- **Records shown**:

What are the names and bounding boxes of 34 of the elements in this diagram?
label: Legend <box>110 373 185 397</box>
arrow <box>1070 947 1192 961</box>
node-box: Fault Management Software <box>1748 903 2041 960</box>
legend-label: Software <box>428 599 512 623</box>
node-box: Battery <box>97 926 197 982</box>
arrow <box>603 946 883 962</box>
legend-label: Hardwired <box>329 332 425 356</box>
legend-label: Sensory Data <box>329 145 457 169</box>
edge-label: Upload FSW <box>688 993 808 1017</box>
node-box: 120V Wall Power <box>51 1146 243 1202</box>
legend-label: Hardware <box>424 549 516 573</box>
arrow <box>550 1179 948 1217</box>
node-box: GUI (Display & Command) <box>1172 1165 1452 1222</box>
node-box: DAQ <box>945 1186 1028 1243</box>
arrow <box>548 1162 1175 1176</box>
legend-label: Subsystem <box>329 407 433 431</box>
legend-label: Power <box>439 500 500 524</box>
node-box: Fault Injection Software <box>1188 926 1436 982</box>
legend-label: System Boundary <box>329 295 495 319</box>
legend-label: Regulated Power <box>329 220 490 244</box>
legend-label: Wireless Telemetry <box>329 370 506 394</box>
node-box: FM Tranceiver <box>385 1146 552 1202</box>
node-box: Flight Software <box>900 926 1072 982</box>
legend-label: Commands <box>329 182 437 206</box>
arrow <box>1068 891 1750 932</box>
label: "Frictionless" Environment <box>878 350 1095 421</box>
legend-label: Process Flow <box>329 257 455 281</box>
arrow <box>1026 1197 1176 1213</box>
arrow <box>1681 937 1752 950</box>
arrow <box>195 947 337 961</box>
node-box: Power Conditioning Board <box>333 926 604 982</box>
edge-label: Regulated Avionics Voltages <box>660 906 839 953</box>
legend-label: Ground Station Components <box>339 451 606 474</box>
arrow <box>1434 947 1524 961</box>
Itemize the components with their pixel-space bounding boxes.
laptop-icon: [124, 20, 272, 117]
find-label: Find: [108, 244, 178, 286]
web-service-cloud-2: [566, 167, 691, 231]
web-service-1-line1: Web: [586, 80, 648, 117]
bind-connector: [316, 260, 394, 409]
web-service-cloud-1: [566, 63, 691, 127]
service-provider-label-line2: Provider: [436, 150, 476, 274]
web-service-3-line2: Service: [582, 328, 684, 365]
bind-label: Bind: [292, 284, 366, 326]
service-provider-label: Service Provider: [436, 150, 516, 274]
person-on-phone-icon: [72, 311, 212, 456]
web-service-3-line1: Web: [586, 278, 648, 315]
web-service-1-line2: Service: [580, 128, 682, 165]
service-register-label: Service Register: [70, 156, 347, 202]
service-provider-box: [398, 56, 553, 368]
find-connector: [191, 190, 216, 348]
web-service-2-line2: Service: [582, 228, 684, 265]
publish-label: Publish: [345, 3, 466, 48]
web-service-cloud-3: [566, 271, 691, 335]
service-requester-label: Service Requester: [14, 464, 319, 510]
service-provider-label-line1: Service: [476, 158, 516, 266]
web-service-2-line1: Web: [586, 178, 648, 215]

- **Set exercise**: From the start of the records through the line with "legend-label: Subsystem <box>329", rename "node-box" to "component" and give those lines again with nothing else changed.

- **Answer to this task**:
What are the names and bounding boxes of 34 of the elements in this diagram?
label: Legend <box>110 373 185 397</box>
arrow <box>1070 947 1192 961</box>
component: Fault Management Software <box>1748 903 2041 960</box>
legend-label: Software <box>428 599 512 623</box>
component: Battery <box>97 926 197 982</box>
arrow <box>603 946 883 962</box>
legend-label: Hardwired <box>329 332 425 356</box>
legend-label: Sensory Data <box>329 145 457 169</box>
edge-label: Upload FSW <box>688 993 808 1017</box>
component: 120V Wall Power <box>51 1146 243 1202</box>
legend-label: Hardware <box>424 549 516 573</box>
arrow <box>550 1179 948 1217</box>
component: GUI (Display & Command) <box>1172 1165 1452 1222</box>
component: DAQ <box>945 1186 1028 1243</box>
arrow <box>548 1162 1175 1176</box>
legend-label: Subsystem <box>329 407 433 431</box>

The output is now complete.